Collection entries
▬▬▬▬▬▬▬▬▬▬

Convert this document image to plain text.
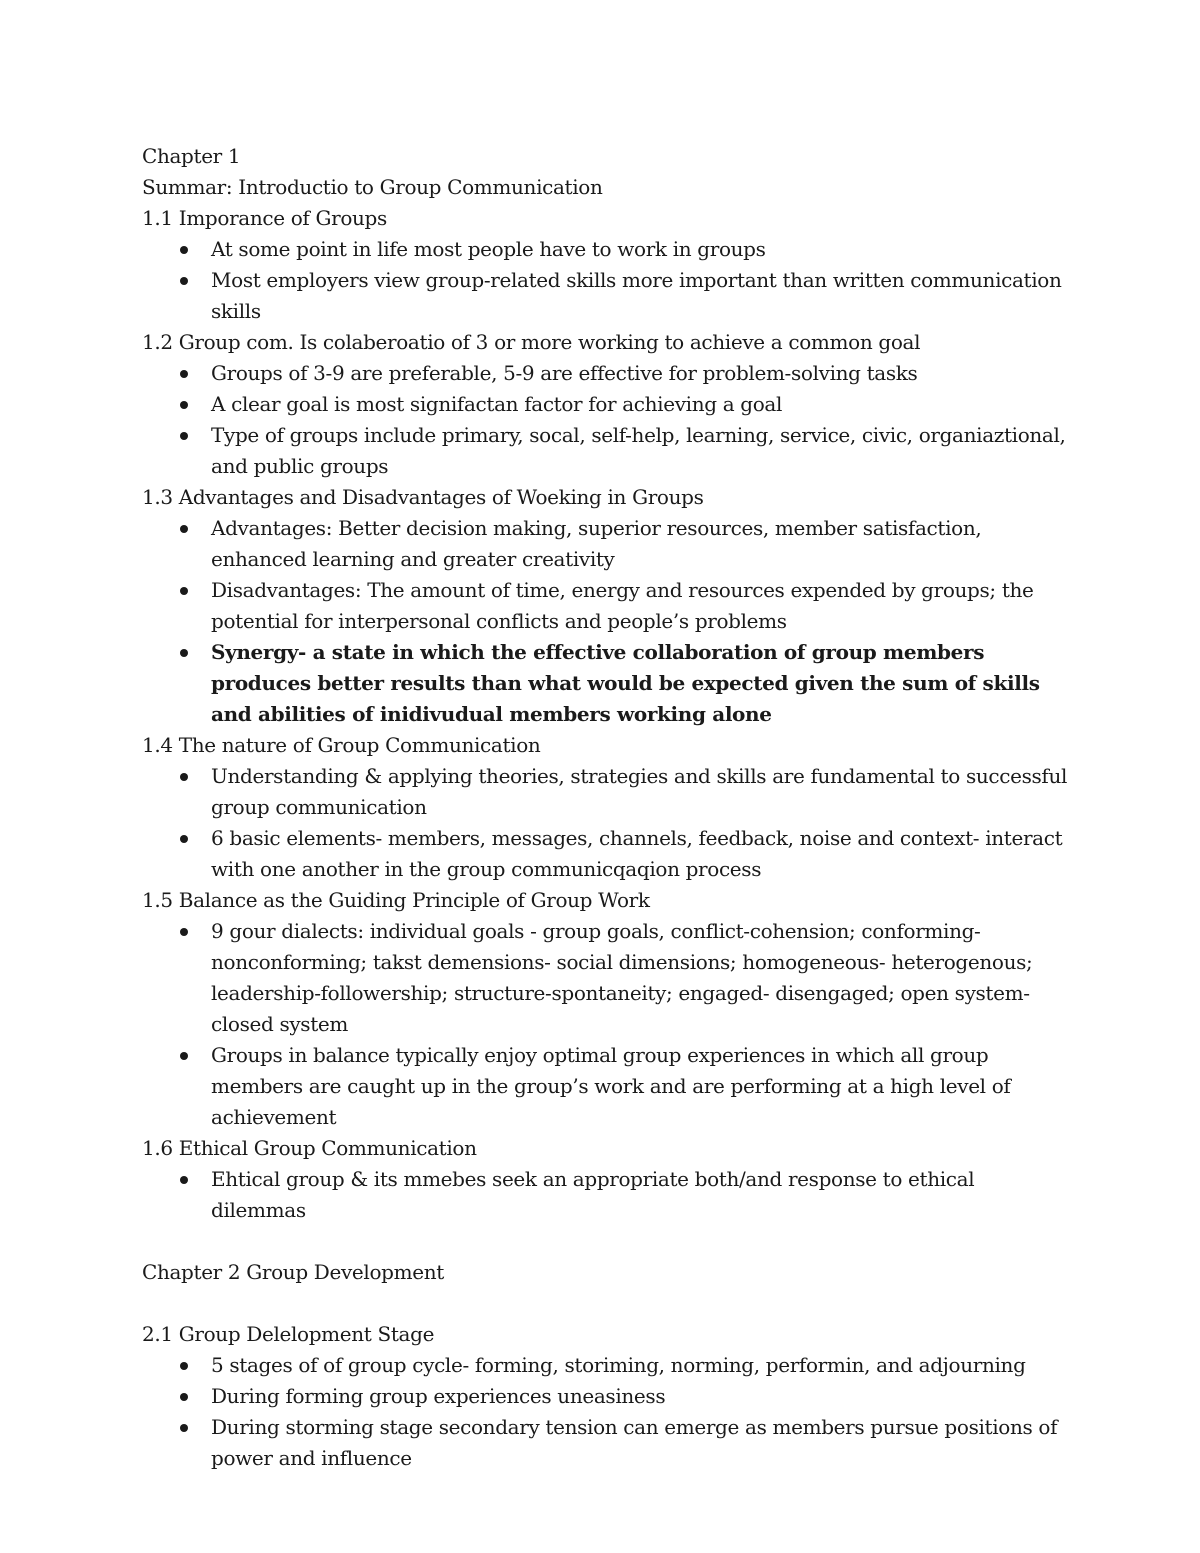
Chapter 1

Summar: Introductio to Group Communication

1.1 Imporance of Groups

At some point in life most people have to work in groups
Most employers view group-related skills more important than written communication skills

1.2 Group com. Is colaberoatio of 3 or more working to achieve a common goal

Groups of 3-9 are preferable, 5-9 are effective for problem-solving tasks
A clear goal is most signifactan factor for achieving a goal
Type of groups include primary, socal, self-help, learning, service, civic, organiaztional, and public groups

1.3 Advantages and Disadvantages of Woeking in Groups

Advantages: Better decision making, superior resources, member satisfaction, enhanced learning and greater creativity
Disadvantages: The amount of time, energy and resources expended by groups; the potential for interpersonal conflicts and people’s problems
Synergy- a state in which the effective collaboration of group members produces better results than what would be expected given the sum of skills and abilities of inidivudual members working alone

1.4 The nature of Group Communication

Understanding & applying theories, strategies and skills are fundamental to successful group communication
6 basic elements- members, messages, channels, feedback, noise and context- interact with one another in the group communicqaqion process

1.5 Balance as the Guiding Principle of Group Work

9 gour dialects: individual goals - group goals, conflict-cohension; conforming-nonconforming; takst demensions- social dimensions; homogeneous- heterogenous; leadership-followership; structure-spontaneity; engaged- disengaged; open system-closed system
Groups in balance typically enjoy optimal group experiences in which all group members are caught up in the group’s work and are performing at a high level of achievement

1.6 Ethical Group Communication

Ehtical group & its mmebes seek an appropriate both/and response to ethical dilemmas

Chapter 2 Group Development

2.1 Group Delelopment Stage

5 stages of of group cycle- forming, storiming, norming, performin, and adjourning
During forming group experiences uneasiness
During storming stage secondary tension can emerge as members pursue positions of power and influence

▬▬▬▬▬▬▬▬▬▬

> What you will do: Omit the pictures and restate the rest of the records verbatim.

> Response:
Convert this document image to plain text.
Chapter 1

Summar: Introductio to Group Communication

1.1 Imporance of Groups

At some point in life most people have to work in groups
Most employers view group-related skills more important than written communication skills

1.2 Group com. Is colaberoatio of 3 or more working to achieve a common goal

Groups of 3-9 are preferable, 5-9 are effective for problem-solving tasks
A clear goal is most signifactan factor for achieving a goal
Type of groups include primary, socal, self-help, learning, service, civic, organiaztional, and public groups

1.3 Advantages and Disadvantages of Woeking in Groups

Advantages: Better decision making, superior resources, member satisfaction, enhanced learning and greater creativity
Disadvantages: The amount of time, energy and resources expended by groups; the potential for interpersonal conflicts and people’s problems
Synergy- a state in which the effective collaboration of group members produces better results than what would be expected given the sum of skills and abilities of inidivudual members working alone

1.4 The nature of Group Communication

Understanding & applying theories, strategies and skills are fundamental to successful group communication
6 basic elements- members, messages, channels, feedback, noise and context- interact with one another in the group communicqaqion process

1.5 Balance as the Guiding Principle of Group Work

9 gour dialects: individual goals - group goals, conflict-cohension; conforming-nonconforming; takst demensions- social dimensions; homogeneous- heterogenous; leadership-followership; structure-spontaneity; engaged- disengaged; open system-closed system
Groups in balance typically enjoy optimal group experiences in which all group members are caught up in the group’s work and are performing at a high level of achievement

1.6 Ethical Group Communication

Ehtical group & its mmebes seek an appropriate both/and response to ethical dilemmas

Chapter 2 Group Development

2.1 Group Delelopment Stage

5 stages of of group cycle- forming, storiming, norming, performin, and adjourning
During forming group experiences uneasiness
During storming stage secondary tension can emerge as members pursue positions of power and influence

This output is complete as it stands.